::: Data records :::
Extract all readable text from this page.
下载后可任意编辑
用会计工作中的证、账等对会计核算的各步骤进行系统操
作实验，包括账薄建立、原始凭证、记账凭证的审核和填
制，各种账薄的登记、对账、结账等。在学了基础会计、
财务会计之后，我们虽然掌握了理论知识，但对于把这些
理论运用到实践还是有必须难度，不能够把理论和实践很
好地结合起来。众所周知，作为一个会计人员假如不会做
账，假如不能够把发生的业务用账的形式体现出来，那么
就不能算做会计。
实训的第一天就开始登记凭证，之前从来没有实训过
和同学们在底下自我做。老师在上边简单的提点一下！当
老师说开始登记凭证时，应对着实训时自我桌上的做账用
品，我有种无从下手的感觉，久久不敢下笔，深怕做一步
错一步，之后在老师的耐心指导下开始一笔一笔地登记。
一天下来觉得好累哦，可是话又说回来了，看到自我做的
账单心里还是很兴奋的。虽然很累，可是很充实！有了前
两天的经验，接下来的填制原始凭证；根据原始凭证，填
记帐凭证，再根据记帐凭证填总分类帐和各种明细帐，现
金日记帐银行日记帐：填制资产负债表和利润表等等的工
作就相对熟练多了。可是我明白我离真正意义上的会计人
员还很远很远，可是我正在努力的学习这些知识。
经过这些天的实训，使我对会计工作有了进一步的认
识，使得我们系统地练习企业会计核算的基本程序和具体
:::
> [Request] Give the records above again, word for word.

> [Task output]
Extract all readable text from this page.
下载后可任意编辑
用会计工作中的证、账等对会计核算的各步骤进行系统操
作实验，包括账薄建立、原始凭证、记账凭证的审核和填
制，各种账薄的登记、对账、结账等。在学了基础会计、
财务会计之后，我们虽然掌握了理论知识，但对于把这些
理论运用到实践还是有必须难度，不能够把理论和实践很
好地结合起来。众所周知，作为一个会计人员假如不会做
账，假如不能够把发生的业务用账的形式体现出来，那么
就不能算做会计。
实训的第一天就开始登记凭证，之前从来没有实训过
和同学们在底下自我做。老师在上边简单的提点一下！当
老师说开始登记凭证时，应对着实训时自我桌上的做账用
品，我有种无从下手的感觉，久久不敢下笔，深怕做一步
错一步，之后在老师的耐心指导下开始一笔一笔地登记。
一天下来觉得好累哦，可是话又说回来了，看到自我做的
账单心里还是很兴奋的。虽然很累，可是很充实！有了前
两天的经验，接下来的填制原始凭证；根据原始凭证，填
记帐凭证，再根据记帐凭证填总分类帐和各种明细帐，现
金日记帐银行日记帐：填制资产负债表和利润表等等的工
作就相对熟练多了。可是我明白我离真正意义上的会计人
员还很远很远，可是我正在努力的学习这些知识。
经过这些天的实训，使我对会计工作有了进一步的认
识，使得我们系统地练习企业会计核算的基本程序和具体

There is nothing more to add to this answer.